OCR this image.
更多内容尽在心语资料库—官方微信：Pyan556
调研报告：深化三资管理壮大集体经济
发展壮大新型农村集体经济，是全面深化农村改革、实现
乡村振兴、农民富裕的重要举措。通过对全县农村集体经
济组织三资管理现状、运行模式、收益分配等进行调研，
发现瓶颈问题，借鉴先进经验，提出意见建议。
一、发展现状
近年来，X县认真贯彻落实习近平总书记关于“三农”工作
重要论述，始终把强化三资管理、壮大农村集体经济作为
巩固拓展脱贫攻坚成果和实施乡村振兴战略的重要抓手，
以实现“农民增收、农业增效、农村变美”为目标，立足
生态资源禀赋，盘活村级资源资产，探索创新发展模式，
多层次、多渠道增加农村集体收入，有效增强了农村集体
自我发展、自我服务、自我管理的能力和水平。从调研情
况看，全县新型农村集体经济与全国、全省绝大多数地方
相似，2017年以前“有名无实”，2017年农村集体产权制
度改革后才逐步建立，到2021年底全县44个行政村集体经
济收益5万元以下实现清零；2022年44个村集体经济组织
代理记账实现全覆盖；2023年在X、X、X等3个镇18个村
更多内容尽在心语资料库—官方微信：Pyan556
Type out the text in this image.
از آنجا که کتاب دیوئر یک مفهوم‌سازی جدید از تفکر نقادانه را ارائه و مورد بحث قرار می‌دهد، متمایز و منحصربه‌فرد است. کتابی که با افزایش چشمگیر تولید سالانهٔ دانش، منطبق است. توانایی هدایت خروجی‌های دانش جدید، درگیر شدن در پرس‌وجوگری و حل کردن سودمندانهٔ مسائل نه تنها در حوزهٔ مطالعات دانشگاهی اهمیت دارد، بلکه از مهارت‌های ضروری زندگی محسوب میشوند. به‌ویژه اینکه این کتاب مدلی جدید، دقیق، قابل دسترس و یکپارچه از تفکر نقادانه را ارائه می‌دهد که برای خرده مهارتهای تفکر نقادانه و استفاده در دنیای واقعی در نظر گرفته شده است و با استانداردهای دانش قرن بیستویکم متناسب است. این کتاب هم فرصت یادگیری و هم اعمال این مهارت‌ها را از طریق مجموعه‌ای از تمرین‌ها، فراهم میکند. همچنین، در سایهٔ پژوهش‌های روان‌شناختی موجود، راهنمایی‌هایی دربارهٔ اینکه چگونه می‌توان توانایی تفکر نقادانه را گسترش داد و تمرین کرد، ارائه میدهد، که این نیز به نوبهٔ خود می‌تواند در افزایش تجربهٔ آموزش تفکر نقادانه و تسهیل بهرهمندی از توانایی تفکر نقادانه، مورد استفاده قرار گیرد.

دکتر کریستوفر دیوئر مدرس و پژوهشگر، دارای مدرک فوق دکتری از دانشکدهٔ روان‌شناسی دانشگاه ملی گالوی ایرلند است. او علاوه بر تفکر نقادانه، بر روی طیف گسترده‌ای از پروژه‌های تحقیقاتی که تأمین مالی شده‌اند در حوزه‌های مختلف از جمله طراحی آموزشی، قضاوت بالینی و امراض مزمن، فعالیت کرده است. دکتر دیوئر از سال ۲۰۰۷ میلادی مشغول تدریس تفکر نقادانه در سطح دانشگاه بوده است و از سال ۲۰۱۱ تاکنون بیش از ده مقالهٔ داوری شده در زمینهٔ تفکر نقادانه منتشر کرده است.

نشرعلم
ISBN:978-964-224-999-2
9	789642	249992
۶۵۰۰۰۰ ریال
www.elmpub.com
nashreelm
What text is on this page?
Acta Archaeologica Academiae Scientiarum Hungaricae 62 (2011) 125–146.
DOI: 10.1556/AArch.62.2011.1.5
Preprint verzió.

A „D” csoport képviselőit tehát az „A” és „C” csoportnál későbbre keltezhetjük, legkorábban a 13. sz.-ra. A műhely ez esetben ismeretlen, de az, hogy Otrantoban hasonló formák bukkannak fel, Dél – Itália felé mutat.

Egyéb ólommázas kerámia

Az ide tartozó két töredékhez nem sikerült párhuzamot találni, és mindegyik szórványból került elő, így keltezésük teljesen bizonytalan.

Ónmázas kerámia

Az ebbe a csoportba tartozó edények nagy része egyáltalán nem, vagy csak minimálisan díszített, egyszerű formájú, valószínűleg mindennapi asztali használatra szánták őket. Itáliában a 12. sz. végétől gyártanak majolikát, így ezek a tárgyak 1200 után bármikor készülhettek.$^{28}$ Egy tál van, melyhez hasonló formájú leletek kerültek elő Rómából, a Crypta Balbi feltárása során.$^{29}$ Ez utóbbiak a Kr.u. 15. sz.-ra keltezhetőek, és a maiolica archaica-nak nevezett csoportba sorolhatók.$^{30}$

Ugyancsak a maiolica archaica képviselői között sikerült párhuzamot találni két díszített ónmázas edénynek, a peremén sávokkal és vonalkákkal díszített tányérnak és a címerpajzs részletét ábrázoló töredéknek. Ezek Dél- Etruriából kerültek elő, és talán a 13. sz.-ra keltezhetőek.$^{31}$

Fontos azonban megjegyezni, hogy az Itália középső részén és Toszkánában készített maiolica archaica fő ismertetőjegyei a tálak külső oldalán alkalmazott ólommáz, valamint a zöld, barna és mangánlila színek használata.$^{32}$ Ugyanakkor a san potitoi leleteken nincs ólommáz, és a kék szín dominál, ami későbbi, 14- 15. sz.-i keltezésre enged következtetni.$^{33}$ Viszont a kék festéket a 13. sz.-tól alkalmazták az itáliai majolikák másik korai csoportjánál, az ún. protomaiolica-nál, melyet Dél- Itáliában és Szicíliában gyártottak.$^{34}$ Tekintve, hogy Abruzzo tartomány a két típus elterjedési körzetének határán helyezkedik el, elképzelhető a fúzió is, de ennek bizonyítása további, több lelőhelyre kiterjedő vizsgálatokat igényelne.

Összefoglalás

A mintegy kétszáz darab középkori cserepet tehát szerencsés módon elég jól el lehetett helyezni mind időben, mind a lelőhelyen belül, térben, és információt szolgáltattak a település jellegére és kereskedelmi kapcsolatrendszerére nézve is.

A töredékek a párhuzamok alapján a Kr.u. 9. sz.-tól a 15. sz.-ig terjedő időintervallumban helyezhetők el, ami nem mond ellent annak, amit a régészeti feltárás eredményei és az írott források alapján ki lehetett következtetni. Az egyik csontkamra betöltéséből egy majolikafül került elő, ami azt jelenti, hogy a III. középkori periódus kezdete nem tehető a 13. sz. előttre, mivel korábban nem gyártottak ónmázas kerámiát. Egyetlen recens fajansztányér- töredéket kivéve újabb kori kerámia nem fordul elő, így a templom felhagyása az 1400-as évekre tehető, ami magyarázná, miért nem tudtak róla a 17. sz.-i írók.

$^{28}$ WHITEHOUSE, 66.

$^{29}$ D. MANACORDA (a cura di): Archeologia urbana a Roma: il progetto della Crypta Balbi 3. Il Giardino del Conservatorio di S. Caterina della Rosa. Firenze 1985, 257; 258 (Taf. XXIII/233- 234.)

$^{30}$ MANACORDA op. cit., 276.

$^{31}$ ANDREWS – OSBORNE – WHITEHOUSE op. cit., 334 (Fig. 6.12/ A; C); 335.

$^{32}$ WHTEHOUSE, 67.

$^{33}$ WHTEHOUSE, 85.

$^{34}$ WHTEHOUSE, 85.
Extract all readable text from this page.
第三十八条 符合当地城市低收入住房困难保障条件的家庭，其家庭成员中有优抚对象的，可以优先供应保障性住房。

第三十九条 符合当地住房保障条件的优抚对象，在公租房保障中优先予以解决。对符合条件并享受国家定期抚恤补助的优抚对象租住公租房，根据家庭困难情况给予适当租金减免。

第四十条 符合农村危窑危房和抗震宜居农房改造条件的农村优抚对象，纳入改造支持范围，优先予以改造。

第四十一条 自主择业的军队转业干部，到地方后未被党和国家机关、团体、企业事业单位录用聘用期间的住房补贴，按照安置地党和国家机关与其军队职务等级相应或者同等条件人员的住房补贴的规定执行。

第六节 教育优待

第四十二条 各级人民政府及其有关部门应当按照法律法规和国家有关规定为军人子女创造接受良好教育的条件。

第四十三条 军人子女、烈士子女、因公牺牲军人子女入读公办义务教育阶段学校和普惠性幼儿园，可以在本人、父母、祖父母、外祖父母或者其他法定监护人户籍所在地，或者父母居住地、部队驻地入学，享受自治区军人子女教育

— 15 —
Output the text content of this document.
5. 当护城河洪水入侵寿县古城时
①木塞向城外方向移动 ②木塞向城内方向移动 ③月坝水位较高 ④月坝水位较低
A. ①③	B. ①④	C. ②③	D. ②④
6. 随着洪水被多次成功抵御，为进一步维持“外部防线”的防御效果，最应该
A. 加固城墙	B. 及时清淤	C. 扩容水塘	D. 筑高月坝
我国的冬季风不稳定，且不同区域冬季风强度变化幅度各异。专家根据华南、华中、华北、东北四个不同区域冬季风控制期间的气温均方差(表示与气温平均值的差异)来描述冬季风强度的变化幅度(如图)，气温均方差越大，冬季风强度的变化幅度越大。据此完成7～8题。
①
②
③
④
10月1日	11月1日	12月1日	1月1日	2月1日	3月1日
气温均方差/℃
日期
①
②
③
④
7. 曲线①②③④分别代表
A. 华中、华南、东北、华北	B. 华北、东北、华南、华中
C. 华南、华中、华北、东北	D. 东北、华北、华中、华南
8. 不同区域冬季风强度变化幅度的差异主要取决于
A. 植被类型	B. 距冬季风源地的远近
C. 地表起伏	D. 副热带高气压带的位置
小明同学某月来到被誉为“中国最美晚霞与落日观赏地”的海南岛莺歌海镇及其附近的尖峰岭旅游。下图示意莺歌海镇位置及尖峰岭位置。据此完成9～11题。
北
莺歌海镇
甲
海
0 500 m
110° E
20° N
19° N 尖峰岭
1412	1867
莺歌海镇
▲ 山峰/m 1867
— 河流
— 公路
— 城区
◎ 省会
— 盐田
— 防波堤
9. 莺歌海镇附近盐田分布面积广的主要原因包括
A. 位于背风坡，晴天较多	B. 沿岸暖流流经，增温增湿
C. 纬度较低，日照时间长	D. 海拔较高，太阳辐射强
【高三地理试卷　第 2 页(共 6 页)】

- YOUR GOAL -
Search the entries for the word "this", then gather every line that has it.

- THE REPLY -
OCR this image.
Type out the text in this image.
What text is on this page?
Extract all readable text from this page.
Output the text content of this document.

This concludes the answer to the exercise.